PROBLEM: Please copy out the data from the line with "site-logo-icon xyxy=(252,281,282,297)" to the line with "gxlcms-watermark-name: xlcms xyxy=(172,124,265,159)", both lines included, without changing anything.

RECORDS FOR THE EXERCISE:
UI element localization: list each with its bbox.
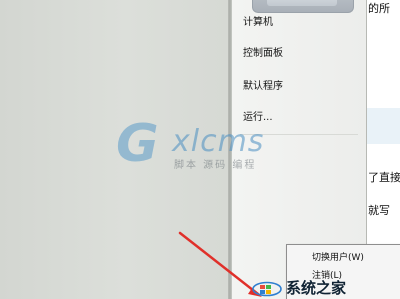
site-logo-icon xyxy=(252,281,282,297)
background-text: 的所 xyxy=(368,2,390,15)
site-watermark-text: 系统之家 xyxy=(286,279,347,297)
gxlcms-watermark-subtitle: 脚本 源码 编程 xyxy=(174,160,257,171)
menu-item-control-panel[interactable]: 控制面板 xyxy=(243,47,283,61)
background-text: 了直接 xyxy=(368,171,400,184)
screenshot: 的所 了直接 就写 计算机 控制面板 默认程序 运行... G xlcms 脚本… xyxy=(0,0,400,299)
site-watermark: 系统之家 xyxy=(252,278,400,299)
user-picture-frame[interactable] xyxy=(252,0,354,13)
menu-item-computer[interactable]: 计算机 xyxy=(243,16,273,30)
menu-item-switch-user[interactable]: 切换用户(W) xyxy=(312,252,364,264)
gxlcms-watermark: G xlcms 脚本 源码 编程 xyxy=(114,116,296,182)
gxlcms-watermark-name: xlcms xyxy=(172,124,265,159)
gxlcms-watermark-letter: G xyxy=(116,114,159,174)
background-highlight-strip xyxy=(367,108,400,144)
background-text: 就写 xyxy=(368,204,390,217)
menu-item-default-programs[interactable]: 默认程序 xyxy=(243,80,283,94)
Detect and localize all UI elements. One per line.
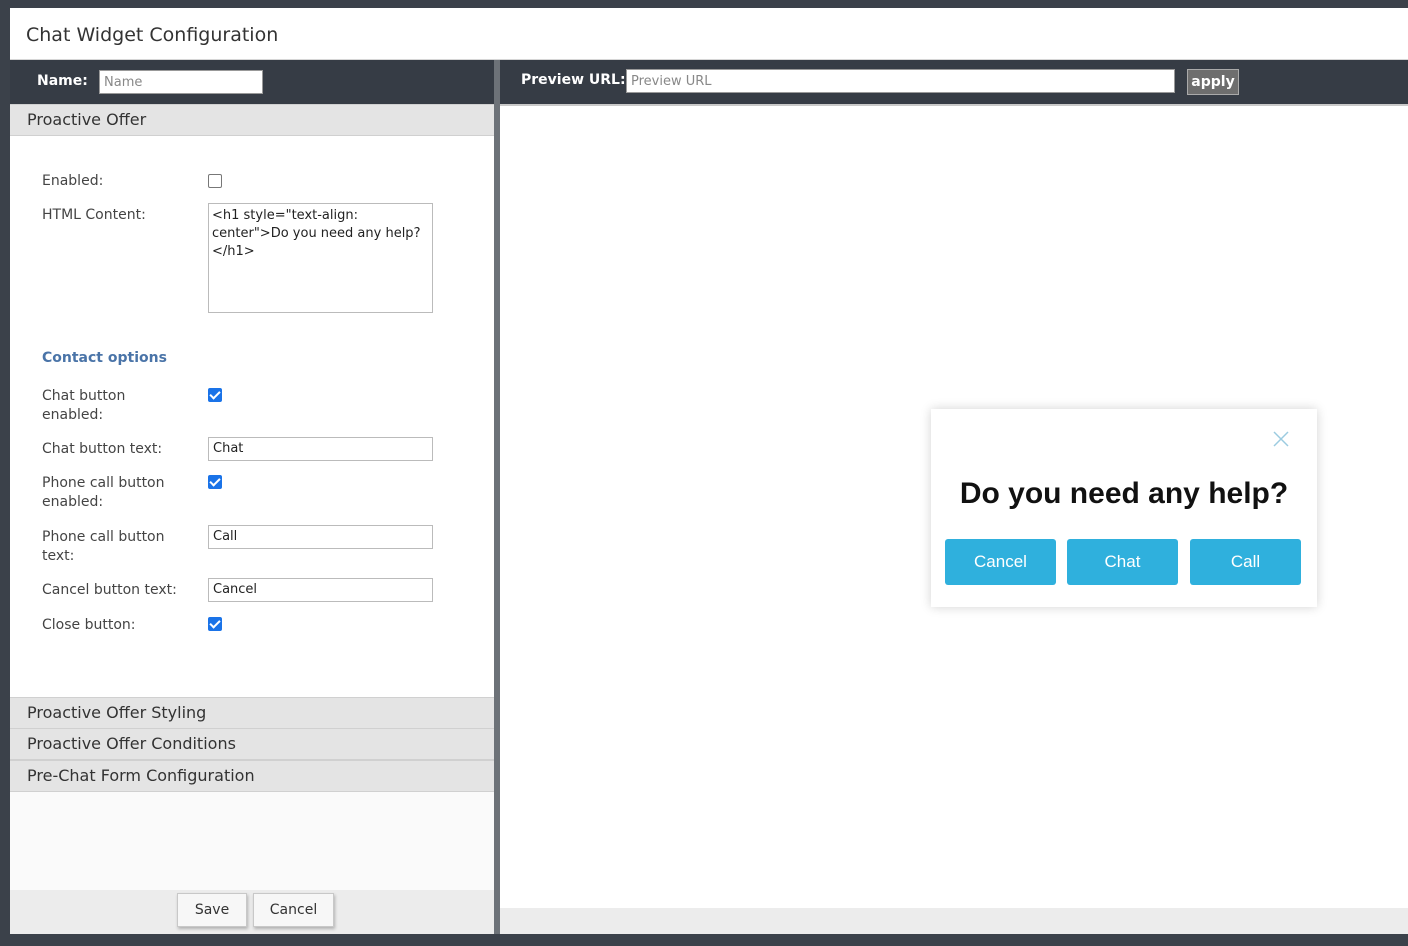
accordion-header-proactive-offer-styling[interactable]: Proactive Offer Styling xyxy=(10,697,494,729)
chat-button-text-input[interactable]: Chat xyxy=(208,437,433,461)
enabled-label: Enabled: xyxy=(42,173,104,189)
cancel-button-text-label: Cancel button text: xyxy=(42,582,177,598)
phone-call-button-enabled-checkbox[interactable] xyxy=(208,475,222,489)
toolbar: Name: Preview URL: apply xyxy=(10,60,1408,104)
title-bar: Chat Widget Configuration xyxy=(10,8,1408,60)
chat-button-enabled-label: Chat button enabled: xyxy=(42,387,125,425)
apply-button[interactable]: apply xyxy=(1187,69,1239,95)
preview-pane: Do you need any help? Cancel Chat Call xyxy=(500,104,1408,934)
config-pane: Proactive Offer Enabled: HTML Content: <… xyxy=(10,104,494,934)
accordion-header-proactive-offer[interactable]: Proactive Offer xyxy=(10,104,494,136)
preview-cancel-button[interactable]: Cancel xyxy=(945,539,1056,585)
phone-enabled-label-line1: Phone call button xyxy=(42,475,165,491)
name-label: Name: xyxy=(37,73,88,89)
contact-options-title: Contact options xyxy=(42,350,167,366)
preview-heading: Do you need any help? xyxy=(959,477,1289,510)
chat-widget-config-window: Chat Widget Configuration Name: Preview … xyxy=(10,8,1408,934)
close-button-label: Close button: xyxy=(42,617,136,633)
proactive-offer-panel: Enabled: HTML Content: <h1 style="text-a… xyxy=(10,136,494,697)
chat-button-enabled-label-line1: Chat button xyxy=(42,388,126,404)
html-content-textarea[interactable]: <h1 style="text-align: center">Do you ne… xyxy=(208,203,433,313)
name-input[interactable] xyxy=(99,70,263,94)
html-content-label: HTML Content: xyxy=(42,207,146,223)
preview-scrollbar[interactable] xyxy=(500,908,1408,934)
accordion-header-pre-chat-form[interactable]: Pre-Chat Form Configuration xyxy=(10,760,494,792)
preview-url-label: Preview URL: xyxy=(521,72,626,88)
phone-call-button-enabled-label: Phone call button enabled: xyxy=(42,474,165,512)
cancel-button-text-input[interactable]: Cancel xyxy=(208,578,433,602)
close-button-checkbox[interactable] xyxy=(208,617,222,631)
preview-call-button[interactable]: Call xyxy=(1190,539,1301,585)
form-footer: Save Cancel xyxy=(10,890,494,934)
proactive-offer-preview: Do you need any help? Cancel Chat Call xyxy=(931,409,1317,607)
phone-call-button-text-input[interactable]: Call xyxy=(208,525,433,549)
enabled-checkbox[interactable] xyxy=(208,174,222,188)
phone-text-label-line2: text: xyxy=(42,548,75,564)
preview-chat-button[interactable]: Chat xyxy=(1067,539,1178,585)
chat-button-text-label: Chat button text: xyxy=(42,441,163,457)
phone-text-label-line1: Phone call button xyxy=(42,529,165,545)
phone-enabled-label-line2: enabled: xyxy=(42,494,104,510)
close-x-icon[interactable] xyxy=(1271,429,1291,449)
chat-button-enabled-checkbox[interactable] xyxy=(208,388,222,402)
chat-button-enabled-label-line2: enabled: xyxy=(42,407,104,423)
phone-call-button-text-label: Phone call button text: xyxy=(42,528,165,566)
page-title: Chat Widget Configuration xyxy=(26,24,279,46)
accordion-header-proactive-offer-conditions[interactable]: Proactive Offer Conditions xyxy=(10,728,494,760)
cancel-button[interactable]: Cancel xyxy=(253,893,334,927)
save-button[interactable]: Save xyxy=(177,893,247,927)
preview-url-input[interactable] xyxy=(626,69,1175,93)
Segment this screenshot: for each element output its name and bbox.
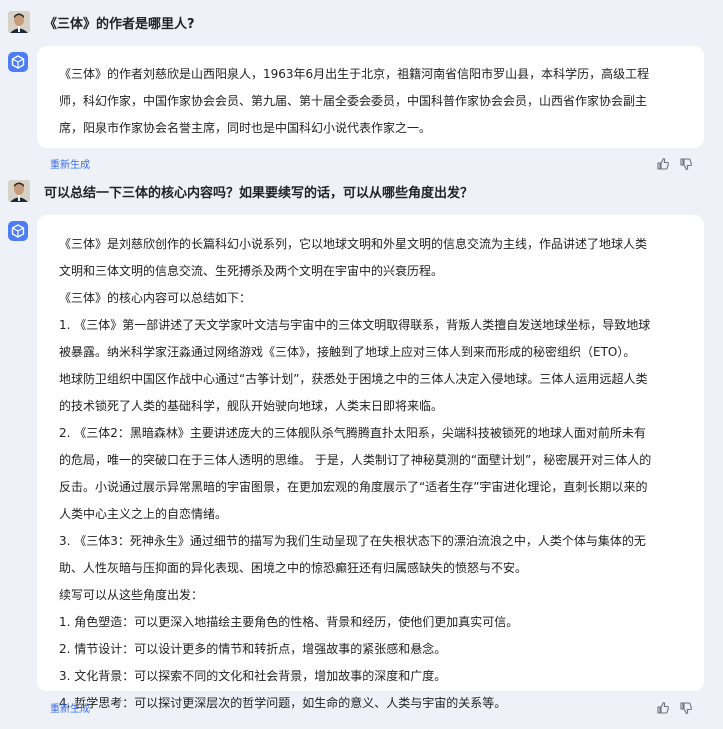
thumbs-down-icon[interactable] xyxy=(679,700,693,715)
answer-line: 《三体》是刘慈欣创作的长篇科幻小说系列，它以地球文明和外星文明的信息交流为主线，… xyxy=(59,237,648,251)
answer-line: 的危局，唯一的突破口在于三体人透明的思维。 于是，人类制订了神秘莫测的“面壁计划… xyxy=(59,453,652,467)
user-message-1: 《三体》的作者是哪里人? xyxy=(8,11,195,33)
thumbs-up-icon[interactable] xyxy=(656,156,670,170)
answer-line: 1. 《三体》第一部讲述了天文学家叶文洁与宇宙中的三体文明取得联系，背叛人类擅自… xyxy=(59,318,651,332)
user-message-2: 可以总结一下三体的核心内容吗？如果要续写的话，可以从哪些角度出发？ xyxy=(8,180,473,202)
regenerate-button[interactable]: 重新生成 xyxy=(50,700,90,715)
answer-line: 《三体》的作者刘慈欣是山西阳泉人，1963年6月出生于北京，祖籍河南省信阳市罗山… xyxy=(59,67,650,81)
thumbs-up-icon[interactable] xyxy=(656,700,670,714)
answer-line: 的技术锁死了人类的基础科学，舰队开始驶向地球，人类末日即将来临。 xyxy=(59,399,444,413)
answer-line: 地球防卫组织中国区作战中心通过“古筝计划”，获悉处于困境之中的三体人决定入侵地球… xyxy=(59,372,648,386)
answer-line: 2. 《三体2：黑暗森林》主要讲述庞大的三体舰队杀气腾腾直扑太阳系，尖端科技被锁… xyxy=(59,426,646,440)
answer-line: 被暴露。纳米科学家汪淼通过网络游戏《三体》，接触到了地球上应对三体人到来而形成的… xyxy=(59,345,636,359)
user-avatar xyxy=(8,11,30,33)
answer-line: 人类中心主义之上的自恋情绪。 xyxy=(59,507,228,521)
answer-line: 《三体》的核心内容可以总结如下： xyxy=(59,291,252,305)
answer-line: 3. 文化背景：可以探索不同的文化和社会背景，增加故事的深度和广度。 xyxy=(59,669,447,683)
user-avatar xyxy=(8,180,30,202)
answer-line: 师，科幻作家，中国作家协会会员、第九届、第十届全委会委员，中国科普作家协会会员，… xyxy=(59,94,648,108)
answer-line: 反击。小说通过展示异常黑暗的宇宙图景，在更加宏观的角度展示了“适者生存”宇宙进化… xyxy=(59,480,648,494)
answer-line: 1. 角色塑造：可以更深入地描绘主要角色的性格、背景和经历，使他们更加真实可信。 xyxy=(59,615,519,629)
feedback-buttons xyxy=(656,156,693,171)
bot-cube-icon xyxy=(8,52,28,72)
feedback-buttons xyxy=(656,700,693,715)
bot-cube-icon xyxy=(8,221,28,241)
answer-line: 续写可以从这些角度出发： xyxy=(59,588,204,602)
bot-answer-card-1: 《三体》的作者刘慈欣是山西阳泉人，1963年6月出生于北京，祖籍河南省信阳市罗山… xyxy=(37,46,704,148)
answer-line: 3. 《三体3：死神永生》通过细节的描写为我们生动呈现了在失根状态下的漂泊流浪之… xyxy=(59,534,646,548)
answer-line: 4. 哲学思考：可以探讨更深层次的哲学问题，如生命的意义、人类与宇宙的关系等。 xyxy=(59,696,507,710)
answer-line: 助、人性灰暗与压抑面的异化表现、困境之中的惊恐癫狂还有归属感缺失的愤怒与不安。 xyxy=(59,561,528,575)
answer-line: 文明和三体文明的信息交流、生死搏杀及两个文明在宇宙中的兴衰历程。 xyxy=(59,264,444,278)
answer-line: 席，阳泉市作家协会名誉主席，同时也是中国科幻小说代表作家之一。 xyxy=(59,121,432,135)
bot-answer-card-2: 《三体》是刘慈欣创作的长篇科幻小说系列，它以地球文明和外星文明的信息交流为主线，… xyxy=(37,215,704,710)
answer-line: 2. 情节设计：可以设计更多的情节和转折点，增强故事的紧张感和悬念。 xyxy=(59,642,447,656)
regenerate-button[interactable]: 重新生成 xyxy=(50,156,90,171)
user-question-text: 《三体》的作者是哪里人? xyxy=(44,16,195,32)
chat-page: 《三体》的作者是哪里人? 《三体》的作者刘慈欣是山西阳泉人，1963年6月出生于… xyxy=(0,0,723,729)
thumbs-down-icon[interactable] xyxy=(679,156,693,171)
user-question-text: 可以总结一下三体的核心内容吗？如果要续写的话，可以从哪些角度出发？ xyxy=(44,185,474,201)
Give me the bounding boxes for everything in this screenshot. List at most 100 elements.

FULL RESPONSE:
site-logo-icon xyxy=(252,281,282,297)
background-text: 的所 xyxy=(368,2,390,15)
site-watermark-text: 系统之家 xyxy=(286,279,347,297)
gxlcms-watermark-subtitle: 脚本 源码 编程 xyxy=(174,160,257,171)
menu-item-control-panel[interactable]: 控制面板 xyxy=(243,47,283,61)
background-text: 了直接 xyxy=(368,171,400,184)
screenshot: 的所 了直接 就写 计算机 控制面板 默认程序 运行... G xlcms 脚本… xyxy=(0,0,400,299)
site-watermark: 系统之家 xyxy=(252,278,400,299)
user-picture-frame[interactable] xyxy=(252,0,354,13)
menu-item-computer[interactable]: 计算机 xyxy=(243,16,273,30)
menu-item-switch-user[interactable]: 切换用户(W) xyxy=(312,252,364,264)
gxlcms-watermark: G xlcms 脚本 源码 编程 xyxy=(114,116,296,182)
gxlcms-watermark-name: xlcms xyxy=(172,124,265,159)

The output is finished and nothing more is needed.